▸ **Selected extract**
────────────────

LAST year’s three most ingenious brokers and deals were finally revealed last night by the Real Estate Board of New York at its annual cocktail party at the 101 Club.

All are first-time winners.

Paul Glickman and Mitchell Konsker of Cushman & Wakefield took home the first place Henry Hart Rice Award for “Pioneering a New Frontier” by leasing Ogilvy & Mather 560,000 square feet in 636 Eleventh Ave., which was redeveloped for the ad agency by The Hakimian Organization.

Office brokers Glickman and Konsker convinced the Hakimians to kill a planned residential conversion and redevelop 636 Eleventh — a former chocolate factory and failed telecom hotel — into an office building. The lease was one of last year’s largest deals.

Ironically, the lease happened because the ad agency’s current space at Worldwide Plaza got too pricey. That space is still available and the building is in the midst of a restructuring by lenders due to the Macklowe family owners getting financially overextended after they bought the Equity Office Properties portfolio.

────────────────

▸ **Records to process**
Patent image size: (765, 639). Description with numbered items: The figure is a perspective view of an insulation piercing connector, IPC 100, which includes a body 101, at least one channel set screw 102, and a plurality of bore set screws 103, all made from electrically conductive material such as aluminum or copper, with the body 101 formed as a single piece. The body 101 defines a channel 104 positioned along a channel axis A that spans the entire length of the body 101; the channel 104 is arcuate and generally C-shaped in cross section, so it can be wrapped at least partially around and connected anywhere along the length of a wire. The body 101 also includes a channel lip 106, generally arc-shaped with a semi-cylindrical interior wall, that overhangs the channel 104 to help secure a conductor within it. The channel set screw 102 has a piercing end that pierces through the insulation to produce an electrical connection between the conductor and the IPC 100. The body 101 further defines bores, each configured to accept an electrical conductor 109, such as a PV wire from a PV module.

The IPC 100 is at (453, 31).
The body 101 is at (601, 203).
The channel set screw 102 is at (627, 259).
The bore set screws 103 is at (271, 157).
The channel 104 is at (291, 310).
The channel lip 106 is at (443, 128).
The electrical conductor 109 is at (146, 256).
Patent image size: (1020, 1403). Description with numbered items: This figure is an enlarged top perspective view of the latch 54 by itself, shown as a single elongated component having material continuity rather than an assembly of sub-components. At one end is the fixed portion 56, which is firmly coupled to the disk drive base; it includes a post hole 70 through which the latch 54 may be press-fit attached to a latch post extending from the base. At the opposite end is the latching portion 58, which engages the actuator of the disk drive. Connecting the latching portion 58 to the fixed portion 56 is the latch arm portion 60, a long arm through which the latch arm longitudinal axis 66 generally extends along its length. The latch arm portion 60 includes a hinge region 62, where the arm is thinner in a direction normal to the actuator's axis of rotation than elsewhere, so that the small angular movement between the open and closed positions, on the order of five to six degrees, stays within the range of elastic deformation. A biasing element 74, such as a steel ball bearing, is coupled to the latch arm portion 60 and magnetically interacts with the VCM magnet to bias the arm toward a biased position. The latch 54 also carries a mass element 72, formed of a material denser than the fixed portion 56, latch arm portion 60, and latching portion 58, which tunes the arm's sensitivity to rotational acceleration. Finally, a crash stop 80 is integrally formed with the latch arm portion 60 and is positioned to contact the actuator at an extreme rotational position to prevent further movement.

────────────────

▸ **Exercise 1**
Pull out the lines of the listing from its first line through the line containing "The electrical conductor", both ends included, and reproduce them unchanged.
▸ **Exercise 2**
Continue the news item about the Real Estate Board of New York's broker awards from the point where it stops.

▸ **Exercise output 1**
Patent image size: (765, 639). Description with numbered items: The figure is a perspective view of an insulation piercing connector, IPC 100, which includes a body 101, at least one channel set screw 102, and a plurality of bore set screws 103, all made from electrically conductive material such as aluminum or copper, with the body 101 formed as a single piece. The body 101 defines a channel 104 positioned along a channel axis A that spans the entire length of the body 101; the channel 104 is arcuate and generally C-shaped in cross section, so it can be wrapped at least partially around and connected anywhere along the length of a wire. The body 101 also includes a channel lip 106, generally arc-shaped with a semi-cylindrical interior wall, that overhangs the channel 104 to help secure a conductor within it. The channel set screw 102 has a piercing end that pierces through the insulation to produce an electrical connection between the conductor and the IPC 100. The body 101 further defines bores, each configured to accept an electrical conductor 109, such as a PV wire from a PV module.

The IPC 100 is at (453, 31).
The body 101 is at (601, 203).
The channel set screw 102 is at (627, 259).
The bore set screws 103 is at (271, 157).
The channel 104 is at (291, 310).
The channel lip 106 is at (443, 128).
The electrical conductor 109 is at (146, 256).

▸ **Exercise output 2**
Darcy Stacom and her CB Richard Ellis partner Bill Shanahan also owe their second-place win, which REBNY calls the Robert T. Lawrence Award, to the Macklowes.

Their winning entry, the “Sale of the GM/Legacy Portfolio — Honoring the Family Name,” consisted of the sale of a portfolio of Macklowe assets, including the GM Building at 767 Fifth Avenue, 540 Madison Avenue, 125 West 55th Street and 2 Grand Central Tower.

All were properties the Macklowes had to sell when they took on too much debt and pledged personal assets while buying the Equity Office portfolio from The Blackstone Group.

The Macklowes have since lost those properties and others.

Stacom and Shanahan were working with Billy Macklowe under extreme pressure and time constraints to unlock every dollar they could just as the capital markets collapsed.

Mortgage broker Shawn Rosenthal led The Ackman-Ziff Real Estate Group team to win the third-place Edward S. Gordon Award for putting together a $700 million financing for the $680 million purchase of 650 Madison Avenue by Ashkenazy Acquisitions.

Being able to close the deal just as the lending environment was grinding to a halt led them to separately negotiate tranches of debt and equity through a syndicate that included joint-venture partners Carlyle Group, a $325 million mortgage from the French bank Natixis Real Estate Capital, a “mezzanine” loan sold to San Francisco-based Shorenstein and funds from Wachovia.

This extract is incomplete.